#### Input rows

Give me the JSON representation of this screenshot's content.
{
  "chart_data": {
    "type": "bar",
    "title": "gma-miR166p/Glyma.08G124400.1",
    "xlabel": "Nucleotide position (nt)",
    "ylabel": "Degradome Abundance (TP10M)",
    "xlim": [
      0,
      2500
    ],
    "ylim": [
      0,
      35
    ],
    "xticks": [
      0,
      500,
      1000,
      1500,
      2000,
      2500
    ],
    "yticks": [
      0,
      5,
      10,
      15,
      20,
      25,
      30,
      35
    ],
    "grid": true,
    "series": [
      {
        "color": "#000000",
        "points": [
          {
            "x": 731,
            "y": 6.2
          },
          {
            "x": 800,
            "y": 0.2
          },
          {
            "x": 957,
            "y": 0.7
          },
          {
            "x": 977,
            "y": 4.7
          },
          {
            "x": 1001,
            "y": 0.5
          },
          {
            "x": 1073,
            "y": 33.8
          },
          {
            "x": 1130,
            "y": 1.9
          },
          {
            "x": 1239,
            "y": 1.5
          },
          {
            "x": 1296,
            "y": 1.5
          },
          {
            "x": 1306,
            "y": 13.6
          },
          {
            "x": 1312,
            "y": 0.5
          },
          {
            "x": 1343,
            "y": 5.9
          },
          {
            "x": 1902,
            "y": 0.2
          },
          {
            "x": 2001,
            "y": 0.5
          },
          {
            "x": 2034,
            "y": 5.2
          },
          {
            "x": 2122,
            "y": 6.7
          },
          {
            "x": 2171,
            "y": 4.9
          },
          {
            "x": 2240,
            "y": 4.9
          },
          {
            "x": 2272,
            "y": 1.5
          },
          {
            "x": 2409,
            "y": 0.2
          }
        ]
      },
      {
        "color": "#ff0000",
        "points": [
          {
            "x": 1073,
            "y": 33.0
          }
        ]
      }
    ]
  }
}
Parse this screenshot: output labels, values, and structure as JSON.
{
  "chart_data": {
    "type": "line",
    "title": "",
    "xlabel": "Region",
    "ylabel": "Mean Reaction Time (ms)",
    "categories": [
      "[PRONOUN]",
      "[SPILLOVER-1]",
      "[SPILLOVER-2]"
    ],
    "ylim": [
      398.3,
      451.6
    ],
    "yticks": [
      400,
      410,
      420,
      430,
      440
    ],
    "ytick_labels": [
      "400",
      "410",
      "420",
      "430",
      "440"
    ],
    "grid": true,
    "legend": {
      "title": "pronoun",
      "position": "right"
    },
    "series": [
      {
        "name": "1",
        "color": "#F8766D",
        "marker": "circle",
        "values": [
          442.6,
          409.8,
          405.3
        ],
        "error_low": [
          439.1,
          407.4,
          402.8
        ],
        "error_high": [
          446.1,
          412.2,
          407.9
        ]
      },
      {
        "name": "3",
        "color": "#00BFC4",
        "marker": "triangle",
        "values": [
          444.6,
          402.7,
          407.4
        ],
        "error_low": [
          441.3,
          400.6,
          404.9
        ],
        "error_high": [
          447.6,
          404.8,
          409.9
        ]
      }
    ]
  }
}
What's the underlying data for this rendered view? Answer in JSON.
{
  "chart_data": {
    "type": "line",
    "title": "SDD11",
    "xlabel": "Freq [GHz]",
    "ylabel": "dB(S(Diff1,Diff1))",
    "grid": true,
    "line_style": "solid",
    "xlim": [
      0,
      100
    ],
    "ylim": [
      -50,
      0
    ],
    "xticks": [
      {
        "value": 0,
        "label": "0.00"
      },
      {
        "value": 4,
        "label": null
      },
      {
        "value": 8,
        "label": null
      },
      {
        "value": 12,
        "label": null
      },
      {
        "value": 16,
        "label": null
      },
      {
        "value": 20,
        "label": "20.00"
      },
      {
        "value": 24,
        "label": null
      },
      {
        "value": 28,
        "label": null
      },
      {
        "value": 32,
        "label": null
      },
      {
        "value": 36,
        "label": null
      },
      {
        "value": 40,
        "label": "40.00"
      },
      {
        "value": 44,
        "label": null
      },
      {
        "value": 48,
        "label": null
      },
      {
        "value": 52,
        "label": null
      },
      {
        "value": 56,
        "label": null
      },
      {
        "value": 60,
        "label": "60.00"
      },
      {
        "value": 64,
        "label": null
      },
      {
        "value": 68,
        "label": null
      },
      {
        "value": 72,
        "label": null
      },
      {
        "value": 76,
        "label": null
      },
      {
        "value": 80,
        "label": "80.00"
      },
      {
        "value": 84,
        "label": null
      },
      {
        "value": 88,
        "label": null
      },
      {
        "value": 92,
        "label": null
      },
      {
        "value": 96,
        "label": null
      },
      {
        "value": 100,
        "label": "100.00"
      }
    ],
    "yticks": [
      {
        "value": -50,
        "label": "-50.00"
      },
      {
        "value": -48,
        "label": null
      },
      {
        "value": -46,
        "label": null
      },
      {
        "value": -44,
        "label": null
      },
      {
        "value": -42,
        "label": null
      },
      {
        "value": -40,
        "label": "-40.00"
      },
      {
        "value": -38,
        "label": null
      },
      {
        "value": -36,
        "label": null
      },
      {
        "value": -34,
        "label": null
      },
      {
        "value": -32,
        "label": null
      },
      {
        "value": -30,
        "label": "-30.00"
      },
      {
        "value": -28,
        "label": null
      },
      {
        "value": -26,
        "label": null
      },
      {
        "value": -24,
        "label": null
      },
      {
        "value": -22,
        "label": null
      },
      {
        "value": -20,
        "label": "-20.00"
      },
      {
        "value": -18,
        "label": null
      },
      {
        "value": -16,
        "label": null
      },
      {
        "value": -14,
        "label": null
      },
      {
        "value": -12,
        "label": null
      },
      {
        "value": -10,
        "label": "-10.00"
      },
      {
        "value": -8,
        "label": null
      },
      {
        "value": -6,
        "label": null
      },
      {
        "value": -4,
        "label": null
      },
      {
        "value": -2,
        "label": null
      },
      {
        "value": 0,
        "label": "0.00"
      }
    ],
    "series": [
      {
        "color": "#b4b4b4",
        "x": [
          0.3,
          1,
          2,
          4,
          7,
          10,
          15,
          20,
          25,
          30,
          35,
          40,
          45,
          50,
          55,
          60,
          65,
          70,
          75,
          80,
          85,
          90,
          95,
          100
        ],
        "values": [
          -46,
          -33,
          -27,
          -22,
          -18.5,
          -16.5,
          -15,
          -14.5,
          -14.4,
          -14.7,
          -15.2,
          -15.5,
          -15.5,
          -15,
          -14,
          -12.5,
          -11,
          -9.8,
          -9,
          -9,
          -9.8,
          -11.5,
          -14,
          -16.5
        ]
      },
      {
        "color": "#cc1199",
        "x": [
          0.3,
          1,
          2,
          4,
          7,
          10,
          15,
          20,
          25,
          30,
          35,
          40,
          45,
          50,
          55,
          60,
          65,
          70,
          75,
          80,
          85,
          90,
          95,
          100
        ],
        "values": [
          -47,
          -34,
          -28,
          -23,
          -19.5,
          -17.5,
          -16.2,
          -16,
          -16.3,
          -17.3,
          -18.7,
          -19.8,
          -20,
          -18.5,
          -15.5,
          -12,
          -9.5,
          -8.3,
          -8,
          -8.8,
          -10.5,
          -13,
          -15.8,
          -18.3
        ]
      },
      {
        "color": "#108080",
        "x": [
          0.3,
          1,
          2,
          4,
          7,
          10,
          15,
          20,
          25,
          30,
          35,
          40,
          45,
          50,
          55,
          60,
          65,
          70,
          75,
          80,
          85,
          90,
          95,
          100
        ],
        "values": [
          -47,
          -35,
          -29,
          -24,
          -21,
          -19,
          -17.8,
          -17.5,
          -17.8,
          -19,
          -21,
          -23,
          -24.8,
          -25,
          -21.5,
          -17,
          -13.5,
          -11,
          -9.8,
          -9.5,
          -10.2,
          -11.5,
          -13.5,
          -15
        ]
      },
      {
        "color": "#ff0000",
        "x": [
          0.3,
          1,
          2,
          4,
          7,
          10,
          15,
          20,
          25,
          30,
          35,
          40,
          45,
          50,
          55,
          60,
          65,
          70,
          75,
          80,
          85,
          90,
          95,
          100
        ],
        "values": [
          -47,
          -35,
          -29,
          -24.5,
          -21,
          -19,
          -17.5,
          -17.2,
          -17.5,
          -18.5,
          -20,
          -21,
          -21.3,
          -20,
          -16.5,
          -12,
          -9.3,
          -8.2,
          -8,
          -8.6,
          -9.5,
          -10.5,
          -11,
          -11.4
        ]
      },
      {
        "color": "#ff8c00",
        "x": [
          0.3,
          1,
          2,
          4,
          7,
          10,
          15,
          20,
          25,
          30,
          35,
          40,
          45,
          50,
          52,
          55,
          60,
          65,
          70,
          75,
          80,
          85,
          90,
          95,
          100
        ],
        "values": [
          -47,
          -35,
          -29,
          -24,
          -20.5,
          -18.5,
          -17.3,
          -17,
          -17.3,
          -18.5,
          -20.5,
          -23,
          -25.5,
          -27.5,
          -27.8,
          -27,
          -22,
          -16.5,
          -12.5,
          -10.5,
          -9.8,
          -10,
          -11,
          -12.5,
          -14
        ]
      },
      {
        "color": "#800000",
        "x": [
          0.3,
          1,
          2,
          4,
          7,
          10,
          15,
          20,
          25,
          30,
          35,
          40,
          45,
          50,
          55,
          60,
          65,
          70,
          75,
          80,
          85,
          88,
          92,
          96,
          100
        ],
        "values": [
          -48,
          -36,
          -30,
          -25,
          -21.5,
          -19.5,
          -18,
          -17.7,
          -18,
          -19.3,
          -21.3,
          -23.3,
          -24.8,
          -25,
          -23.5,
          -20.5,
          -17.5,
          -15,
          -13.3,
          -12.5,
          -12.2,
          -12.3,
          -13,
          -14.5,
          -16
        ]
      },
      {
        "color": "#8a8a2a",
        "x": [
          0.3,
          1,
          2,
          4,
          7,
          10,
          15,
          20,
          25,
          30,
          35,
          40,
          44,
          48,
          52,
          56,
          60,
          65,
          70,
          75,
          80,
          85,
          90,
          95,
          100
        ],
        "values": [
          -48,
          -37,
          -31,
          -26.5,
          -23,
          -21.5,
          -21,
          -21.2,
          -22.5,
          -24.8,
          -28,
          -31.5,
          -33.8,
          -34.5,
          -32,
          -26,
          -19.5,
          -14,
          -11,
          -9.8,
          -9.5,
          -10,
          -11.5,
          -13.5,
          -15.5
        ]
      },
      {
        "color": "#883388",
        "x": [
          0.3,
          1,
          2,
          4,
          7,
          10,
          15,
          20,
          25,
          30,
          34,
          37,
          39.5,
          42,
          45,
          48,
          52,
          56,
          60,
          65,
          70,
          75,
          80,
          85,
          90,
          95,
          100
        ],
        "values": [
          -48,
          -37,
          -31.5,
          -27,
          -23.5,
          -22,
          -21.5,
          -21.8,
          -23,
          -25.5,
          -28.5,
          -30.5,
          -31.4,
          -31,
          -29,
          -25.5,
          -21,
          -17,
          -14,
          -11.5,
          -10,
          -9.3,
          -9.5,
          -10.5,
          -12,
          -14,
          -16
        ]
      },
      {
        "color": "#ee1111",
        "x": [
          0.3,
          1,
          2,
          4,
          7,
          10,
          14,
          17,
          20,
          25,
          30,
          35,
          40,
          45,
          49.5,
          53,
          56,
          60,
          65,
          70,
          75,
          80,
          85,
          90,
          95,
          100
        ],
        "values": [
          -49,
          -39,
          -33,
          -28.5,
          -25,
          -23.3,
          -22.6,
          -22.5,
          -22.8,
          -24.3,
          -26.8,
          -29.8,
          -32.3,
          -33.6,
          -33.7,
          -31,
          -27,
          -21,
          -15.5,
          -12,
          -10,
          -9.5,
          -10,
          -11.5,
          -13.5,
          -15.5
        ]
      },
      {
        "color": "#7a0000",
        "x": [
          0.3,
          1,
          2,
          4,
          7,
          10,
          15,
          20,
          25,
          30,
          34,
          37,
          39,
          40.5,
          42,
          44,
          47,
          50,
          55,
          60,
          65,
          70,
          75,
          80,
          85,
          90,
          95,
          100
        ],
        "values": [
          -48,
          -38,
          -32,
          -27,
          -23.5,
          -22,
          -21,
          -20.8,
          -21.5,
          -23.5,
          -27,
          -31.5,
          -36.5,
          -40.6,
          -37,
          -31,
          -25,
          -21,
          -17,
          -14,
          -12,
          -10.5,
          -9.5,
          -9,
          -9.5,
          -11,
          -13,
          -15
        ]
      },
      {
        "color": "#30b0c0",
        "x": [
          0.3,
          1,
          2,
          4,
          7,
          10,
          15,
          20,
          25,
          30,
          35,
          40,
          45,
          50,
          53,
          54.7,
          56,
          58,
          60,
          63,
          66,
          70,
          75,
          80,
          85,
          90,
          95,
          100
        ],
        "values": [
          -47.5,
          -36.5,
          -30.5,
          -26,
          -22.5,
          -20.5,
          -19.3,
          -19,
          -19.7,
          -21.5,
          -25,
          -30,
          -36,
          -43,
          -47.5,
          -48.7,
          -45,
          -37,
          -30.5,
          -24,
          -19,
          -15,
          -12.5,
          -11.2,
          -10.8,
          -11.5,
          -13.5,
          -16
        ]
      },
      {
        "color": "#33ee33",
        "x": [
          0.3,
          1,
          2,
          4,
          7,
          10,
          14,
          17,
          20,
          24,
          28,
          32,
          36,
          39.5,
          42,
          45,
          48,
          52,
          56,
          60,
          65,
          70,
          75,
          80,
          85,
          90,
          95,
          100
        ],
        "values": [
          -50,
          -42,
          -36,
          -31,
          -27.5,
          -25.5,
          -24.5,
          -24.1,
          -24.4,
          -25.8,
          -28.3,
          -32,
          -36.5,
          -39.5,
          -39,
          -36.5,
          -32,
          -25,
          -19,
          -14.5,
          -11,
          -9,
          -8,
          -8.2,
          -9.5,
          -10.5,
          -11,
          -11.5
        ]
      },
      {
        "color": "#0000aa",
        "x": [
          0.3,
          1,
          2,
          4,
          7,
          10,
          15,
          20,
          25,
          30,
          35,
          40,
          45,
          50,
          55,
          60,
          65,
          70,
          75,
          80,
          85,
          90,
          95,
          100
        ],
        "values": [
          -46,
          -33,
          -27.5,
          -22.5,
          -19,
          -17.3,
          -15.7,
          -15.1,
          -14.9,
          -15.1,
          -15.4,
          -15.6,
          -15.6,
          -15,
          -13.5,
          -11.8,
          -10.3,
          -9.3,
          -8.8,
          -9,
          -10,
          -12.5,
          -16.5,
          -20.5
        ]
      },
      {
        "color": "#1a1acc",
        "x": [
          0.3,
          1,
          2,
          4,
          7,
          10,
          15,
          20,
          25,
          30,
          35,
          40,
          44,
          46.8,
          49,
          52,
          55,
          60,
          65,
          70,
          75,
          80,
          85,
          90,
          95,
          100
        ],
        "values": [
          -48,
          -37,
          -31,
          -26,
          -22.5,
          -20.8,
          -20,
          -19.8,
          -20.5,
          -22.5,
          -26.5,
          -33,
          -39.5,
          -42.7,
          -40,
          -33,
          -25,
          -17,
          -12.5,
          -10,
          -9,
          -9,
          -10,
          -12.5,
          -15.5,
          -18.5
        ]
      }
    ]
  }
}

#### Work to do
Identify each line in the records above containing the word "JSON"; copy those lines.

#### Written answer
Give me the JSON representation of this screenshot's content.
Parse this screenshot: output labels, values, and structure as JSON.
What's the underlying data for this rendered view? Answer in JSON.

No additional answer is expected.